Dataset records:
::::::::::
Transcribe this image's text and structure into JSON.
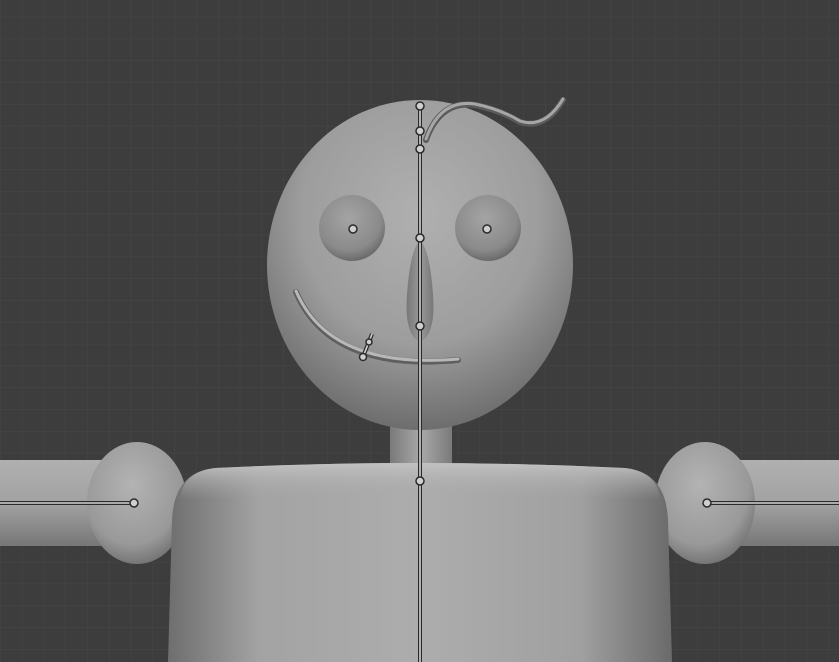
{
  "viewport": {
    "background_color": "#3d3d3d",
    "grid_minor_color": "#474747",
    "grid_major_color": "#4e4e4e"
  },
  "model": {
    "body_color": "#a9a9a9",
    "eye_color": "#9a9a9a",
    "nose_color": "#8e8e8e",
    "mouth_color": "#b4b4b4",
    "hair_curve_color": "#a2a2a2"
  },
  "armature": {
    "bone_color": "#d8d8d8",
    "bone_outline_color": "#2a2a2a",
    "joint_fill_color": "#cfcfcf"
  },
  "icons": {
    "eye_joint_left": "bone-joint-icon",
    "eye_joint_right": "bone-joint-icon"
  }
}
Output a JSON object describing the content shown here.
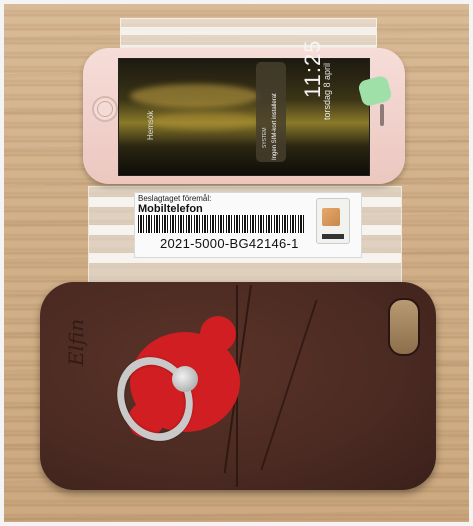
{
  "phone": {
    "time": "11:25",
    "date": "torsdag 8 april",
    "notification_app": "SYSTEM",
    "notification_body": "Ingen SIM-kort installerat",
    "unlock_hint": "Hemsök"
  },
  "evidence_label": {
    "heading": "Beslagtaget föremål:",
    "item": "Mobiltelefon",
    "reference": "2021-5000-BG42146-1"
  },
  "case": {
    "logo_text": "Elfin"
  },
  "colors": {
    "case_leather": "#4a2a22",
    "bear_grip": "#d01e22",
    "phone_body": "#ecc7c0",
    "wood": "#cfae87"
  }
}
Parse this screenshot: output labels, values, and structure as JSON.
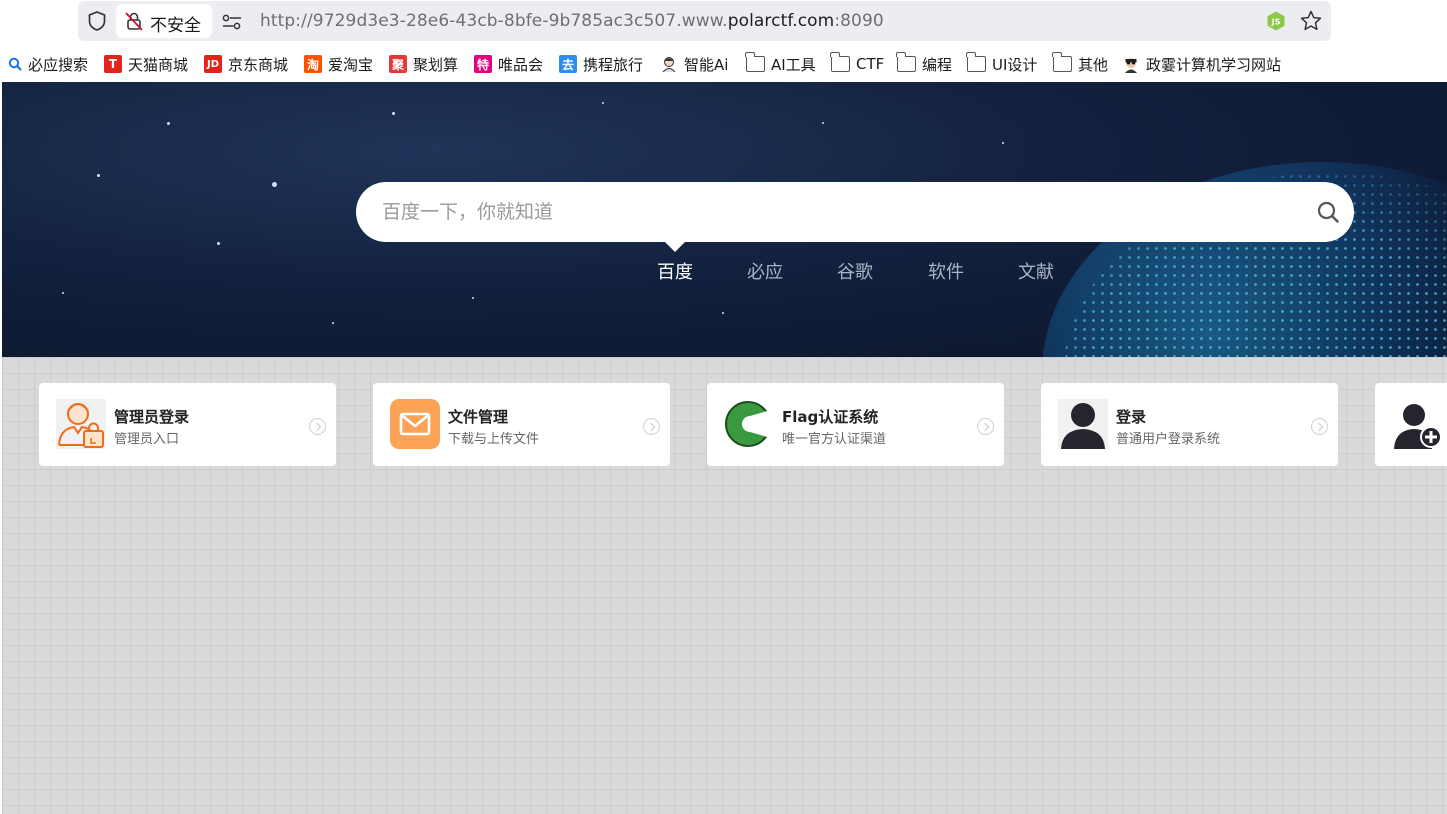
{
  "address_bar": {
    "security_label": "不安全",
    "url_prefix": "http://9729d3e3-28e6-43cb-8bfe-9b785ac3c507.www.",
    "url_host": "polarctf.com",
    "url_port": ":8090"
  },
  "bookmarks": [
    {
      "label": "必应搜索",
      "icon": "bing-search-icon"
    },
    {
      "label": "天猫商城",
      "icon": "tmall-icon",
      "glyph": "T",
      "color": "#e1251b"
    },
    {
      "label": "京东商城",
      "icon": "jd-icon",
      "glyph": "JD",
      "color": "#e1251b"
    },
    {
      "label": "爱淘宝",
      "icon": "taobao-icon",
      "glyph": "淘",
      "color": "#ff5000"
    },
    {
      "label": "聚划算",
      "icon": "juhuasuan-icon",
      "glyph": "聚",
      "color": "#e4393c"
    },
    {
      "label": "唯品会",
      "icon": "vipshop-icon",
      "glyph": "特",
      "color": "#e5007f"
    },
    {
      "label": "携程旅行",
      "icon": "ctrip-icon",
      "glyph": "去",
      "color": "#2d8cf0"
    },
    {
      "label": "智能Ai",
      "icon": "ai-avatar-icon"
    },
    {
      "label": "AI工具",
      "icon": "folder-icon"
    },
    {
      "label": "CTF",
      "icon": "folder-icon"
    },
    {
      "label": "编程",
      "icon": "folder-icon"
    },
    {
      "label": "UI设计",
      "icon": "folder-icon"
    },
    {
      "label": "其他",
      "icon": "folder-icon"
    },
    {
      "label": "政霎计算机学习网站",
      "icon": "site-avatar-icon"
    }
  ],
  "search": {
    "placeholder": "百度一下，你就知道",
    "engines": [
      "百度",
      "必应",
      "谷歌",
      "软件",
      "文献"
    ],
    "active_engine": "百度"
  },
  "cards": [
    {
      "title": "管理员登录",
      "subtitle": "管理员入口",
      "icon": "admin-user-icon"
    },
    {
      "title": "文件管理",
      "subtitle": "下载与上传文件",
      "icon": "mail-icon"
    },
    {
      "title": "Flag认证系统",
      "subtitle": "唯一官方认证渠道",
      "icon": "flag-c-logo-icon"
    },
    {
      "title": "登录",
      "subtitle": "普通用户登录系统",
      "icon": "user-icon"
    },
    {
      "title": "",
      "subtitle": "",
      "icon": "add-user-icon"
    }
  ]
}
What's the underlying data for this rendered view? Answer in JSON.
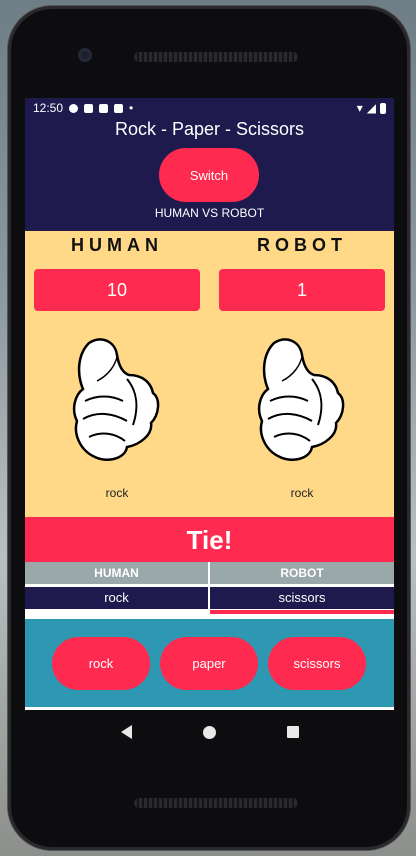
{
  "status": {
    "time": "12:50"
  },
  "app": {
    "title": "Rock - Paper - Scissors",
    "switch_label": "Switch",
    "mode": "HUMAN VS ROBOT"
  },
  "players": {
    "left": {
      "name": "HUMAN",
      "score": "10",
      "choice": "rock"
    },
    "right": {
      "name": "ROBOT",
      "score": "1",
      "choice": "rock"
    }
  },
  "result": "Tie!",
  "history": {
    "headers": [
      "HUMAN",
      "ROBOT"
    ],
    "row": [
      "rock",
      "scissors"
    ]
  },
  "choices": [
    "rock",
    "paper",
    "scissors"
  ],
  "colors": {
    "primary": "#1e1a4d",
    "accent": "#ff2a4f",
    "panel": "#ffd888",
    "footer": "#2e98b2"
  }
}
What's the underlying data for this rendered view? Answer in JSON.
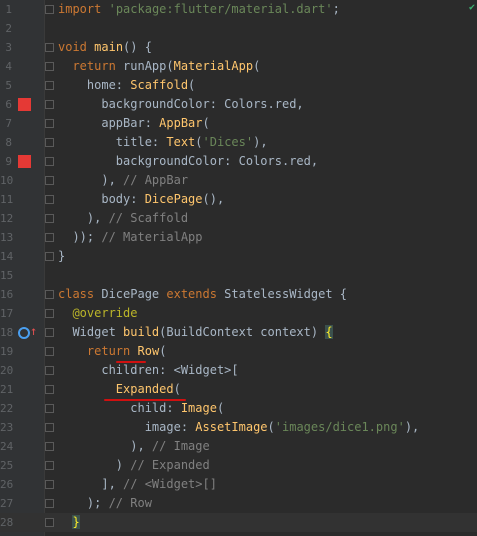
{
  "editor": {
    "lines": [
      {
        "n": "1",
        "html": "<span class=\"kw\">import</span> <span class=\"str\">'package:flutter/material.dart'</span>;"
      },
      {
        "n": "2",
        "html": ""
      },
      {
        "n": "3",
        "html": "<span class=\"kw\">void</span> <span class=\"cls\">main</span>() {"
      },
      {
        "n": "4",
        "html": "  <span class=\"kw\">return</span> runApp(<span class=\"cls\">MaterialApp</span>("
      },
      {
        "n": "5",
        "html": "    home: <span class=\"cls\">Scaffold</span>("
      },
      {
        "n": "6",
        "html": "      backgroundColor: Colors.red,"
      },
      {
        "n": "7",
        "html": "      appBar: <span class=\"cls\">AppBar</span>("
      },
      {
        "n": "8",
        "html": "        title: <span class=\"cls\">Text</span>(<span class=\"str\">'Dices'</span>),"
      },
      {
        "n": "9",
        "html": "        backgroundColor: Colors.red,"
      },
      {
        "n": "10",
        "html": "      ), <span class=\"cm\">// AppBar</span>"
      },
      {
        "n": "11",
        "html": "      body: <span class=\"cls\">DicePage</span>(),"
      },
      {
        "n": "12",
        "html": "    ), <span class=\"cm\">// Scaffold</span>"
      },
      {
        "n": "13",
        "html": "  )); <span class=\"cm\">// MaterialApp</span>"
      },
      {
        "n": "14",
        "html": "}"
      },
      {
        "n": "15",
        "html": ""
      },
      {
        "n": "16",
        "html": "<span class=\"kw\">class</span> DicePage <span class=\"kw\">extends</span> StatelessWidget {"
      },
      {
        "n": "17",
        "html": "  <span class=\"ann\">@override</span>"
      },
      {
        "n": "18",
        "html": "  Widget <span class=\"cls\">build</span>(BuildContext context) <span class=\"hl\">{</span>"
      },
      {
        "n": "19",
        "html": "    <span class=\"kw\">return</span> <span class=\"cls\">Row</span>("
      },
      {
        "n": "20",
        "html": "      children: &lt;Widget&gt;["
      },
      {
        "n": "21",
        "html": "        <span class=\"cls\">Expanded</span>("
      },
      {
        "n": "22",
        "html": "          child: <span class=\"cls\">Image</span>("
      },
      {
        "n": "23",
        "html": "            image: <span class=\"cls\">AssetImage</span>(<span class=\"str\">'images/dice1.png'</span>),"
      },
      {
        "n": "24",
        "html": "          ), <span class=\"cm\">// Image</span>"
      },
      {
        "n": "25",
        "html": "        ) <span class=\"cm\">// Expanded</span>"
      },
      {
        "n": "26",
        "html": "      ], <span class=\"cm\">// &lt;Widget&gt;[]</span>"
      },
      {
        "n": "27",
        "html": "    ); <span class=\"cm\">// Row</span>"
      },
      {
        "n": "28",
        "html": "  <span class=\"hl\">}</span>"
      }
    ],
    "color_markers_lines": [
      "6",
      "9"
    ],
    "override_marker_line": "18",
    "current_line": "28",
    "colors": {
      "background": "#2b2b2b",
      "gutter": "#313335",
      "keyword": "#cc7832",
      "string": "#6a8759",
      "function": "#ffc66d",
      "comment": "#808080",
      "marker": "#e53935"
    }
  }
}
::::::::::
WRITTEN INSTRUCTION
Copy every line of the data word for word, omitting the images.

RESULT
Transcribe this image's text and structure into JSON.
{
  "viewport": {
    "background_color": "#3d3d3d",
    "grid_minor_color": "#474747",
    "grid_major_color": "#4e4e4e"
  },
  "model": {
    "body_color": "#a9a9a9",
    "eye_color": "#9a9a9a",
    "nose_color": "#8e8e8e",
    "mouth_color": "#b4b4b4",
    "hair_curve_color": "#a2a2a2"
  },
  "armature": {
    "bone_color": "#d8d8d8",
    "bone_outline_color": "#2a2a2a",
    "joint_fill_color": "#cfcfcf"
  },
  "icons": {
    "eye_joint_left": "bone-joint-icon",
    "eye_joint_right": "bone-joint-icon"
  }
}
Output a JSON object describing the content shown here.
{
  "phone": {
    "time": "11:25",
    "date": "torsdag 8 april",
    "notification_app": "SYSTEM",
    "notification_body": "Ingen SIM-kort installerat",
    "unlock_hint": "Hemsök"
  },
  "evidence_label": {
    "heading": "Beslagtaget föremål:",
    "item": "Mobiltelefon",
    "reference": "2021-5000-BG42146-1"
  },
  "case": {
    "logo_text": "Elfin"
  },
  "colors": {
    "case_leather": "#4a2a22",
    "bear_grip": "#d01e22",
    "phone_body": "#ecc7c0",
    "wood": "#cfae87"
  }
}
Parse this screenshot: output labels, values, and structure as JSON.
{
  "address_bar": {
    "security_label": "不安全",
    "url_prefix": "http://9729d3e3-28e6-43cb-8bfe-9b785ac3c507.www.",
    "url_host": "polarctf.com",
    "url_port": ":8090"
  },
  "bookmarks": [
    {
      "label": "必应搜索",
      "icon": "bing-search-icon"
    },
    {
      "label": "天猫商城",
      "icon": "tmall-icon",
      "glyph": "T",
      "color": "#e1251b"
    },
    {
      "label": "京东商城",
      "icon": "jd-icon",
      "glyph": "JD",
      "color": "#e1251b"
    },
    {
      "label": "爱淘宝",
      "icon": "taobao-icon",
      "glyph": "淘",
      "color": "#ff5000"
    },
    {
      "label": "聚划算",
      "icon": "juhuasuan-icon",
      "glyph": "聚",
      "color": "#e4393c"
    },
    {
      "label": "唯品会",
      "icon": "vipshop-icon",
      "glyph": "特",
      "color": "#e5007f"
    },
    {
      "label": "携程旅行",
      "icon": "ctrip-icon",
      "glyph": "去",
      "color": "#2d8cf0"
    },
    {
      "label": "智能Ai",
      "icon": "ai-avatar-icon"
    },
    {
      "label": "AI工具",
      "icon": "folder-icon"
    },
    {
      "label": "CTF",
      "icon": "folder-icon"
    },
    {
      "label": "编程",
      "icon": "folder-icon"
    },
    {
      "label": "UI设计",
      "icon": "folder-icon"
    },
    {
      "label": "其他",
      "icon": "folder-icon"
    },
    {
      "label": "政霎计算机学习网站",
      "icon": "site-avatar-icon"
    }
  ],
  "search": {
    "placeholder": "百度一下，你就知道",
    "engines": [
      "百度",
      "必应",
      "谷歌",
      "软件",
      "文献"
    ],
    "active_engine": "百度"
  },
  "cards": [
    {
      "title": "管理员登录",
      "subtitle": "管理员入口",
      "icon": "admin-user-icon"
    },
    {
      "title": "文件管理",
      "subtitle": "下载与上传文件",
      "icon": "mail-icon"
    },
    {
      "title": "Flag认证系统",
      "subtitle": "唯一官方认证渠道",
      "icon": "flag-c-logo-icon"
    },
    {
      "title": "登录",
      "subtitle": "普通用户登录系统",
      "icon": "user-icon"
    },
    {
      "title": "",
      "subtitle": "",
      "icon": "add-user-icon"
    }
  ]
}
What's the underlying data for this rendered view? Answer in JSON.
{
  "status": {
    "time": "12:50"
  },
  "app": {
    "title": "Rock - Paper - Scissors",
    "switch_label": "Switch",
    "mode": "HUMAN VS ROBOT"
  },
  "players": {
    "left": {
      "name": "HUMAN",
      "score": "10",
      "choice": "rock"
    },
    "right": {
      "name": "ROBOT",
      "score": "1",
      "choice": "rock"
    }
  },
  "result": "Tie!",
  "history": {
    "headers": [
      "HUMAN",
      "ROBOT"
    ],
    "row": [
      "rock",
      "scissors"
    ]
  },
  "choices": [
    "rock",
    "paper",
    "scissors"
  ],
  "colors": {
    "primary": "#1e1a4d",
    "accent": "#ff2a4f",
    "panel": "#ffd888",
    "footer": "#2e98b2"
  }
}
What's the underlying data for this rendered view? Answer in JSON.
{
  "editor": {
    "lines": [
      {
        "n": "1",
        "html": "<span class=\"kw\">import</span> <span class=\"str\">'package:flutter/material.dart'</span>;"
      },
      {
        "n": "2",
        "html": ""
      },
      {
        "n": "3",
        "html": "<span class=\"kw\">void</span> <span class=\"cls\">main</span>() {"
      },
      {
        "n": "4",
        "html": "  <span class=\"kw\">return</span> runApp(<span class=\"cls\">MaterialApp</span>("
      },
      {
        "n": "5",
        "html": "    home: <span class=\"cls\">Scaffold</span>("
      },
      {
        "n": "6",
        "html": "      backgroundColor: Colors.red,"
      },
      {
        "n": "7",
        "html": "      appBar: <span class=\"cls\">AppBar</span>("
      },
      {
        "n": "8",
        "html": "        title: <span class=\"cls\">Text</span>(<span class=\"str\">'Dices'</span>),"
      },
      {
        "n": "9",
        "html": "        backgroundColor: Colors.red,"
      },
      {
        "n": "10",
        "html": "      ), <span class=\"cm\">// AppBar</span>"
      },
      {
        "n": "11",
        "html": "      body: <span class=\"cls\">DicePage</span>(),"
      },
      {
        "n": "12",
        "html": "    ), <span class=\"cm\">// Scaffold</span>"
      },
      {
        "n": "13",
        "html": "  )); <span class=\"cm\">// MaterialApp</span>"
      },
      {
        "n": "14",
        "html": "}"
      },
      {
        "n": "15",
        "html": ""
      },
      {
        "n": "16",
        "html": "<span class=\"kw\">class</span> DicePage <span class=\"kw\">extends</span> StatelessWidget {"
      },
      {
        "n": "17",
        "html": "  <span class=\"ann\">@override</span>"
      },
      {
        "n": "18",
        "html": "  Widget <span class=\"cls\">build</span>(BuildContext context) <span class=\"hl\">{</span>"
      },
      {
        "n": "19",
        "html": "    <span class=\"kw\">return</span> <span class=\"cls\">Row</span>("
      },
      {
        "n": "20",
        "html": "      children: &lt;Widget&gt;["
      },
      {
        "n": "21",
        "html": "        <span class=\"cls\">Expanded</span>("
      },
      {
        "n": "22",
        "html": "          child: <span class=\"cls\">Image</span>("
      },
      {
        "n": "23",
        "html": "            image: <span class=\"cls\">AssetImage</span>(<span class=\"str\">'images/dice1.png'</span>),"
      },
      {
        "n": "24",
        "html": "          ), <span class=\"cm\">// Image</span>"
      },
      {
        "n": "25",
        "html": "        ) <span class=\"cm\">// Expanded</span>"
      },
      {
        "n": "26",
        "html": "      ], <span class=\"cm\">// &lt;Widget&gt;[]</span>"
      },
      {
        "n": "27",
        "html": "    ); <span class=\"cm\">// Row</span>"
      },
      {
        "n": "28",
        "html": "  <span class=\"hl\">}</span>"
      }
    ],
    "color_markers_lines": [
      "6",
      "9"
    ],
    "override_marker_line": "18",
    "current_line": "28",
    "colors": {
      "background": "#2b2b2b",
      "gutter": "#313335",
      "keyword": "#cc7832",
      "string": "#6a8759",
      "function": "#ffc66d",
      "comment": "#808080",
      "marker": "#e53935"
    }
  }
}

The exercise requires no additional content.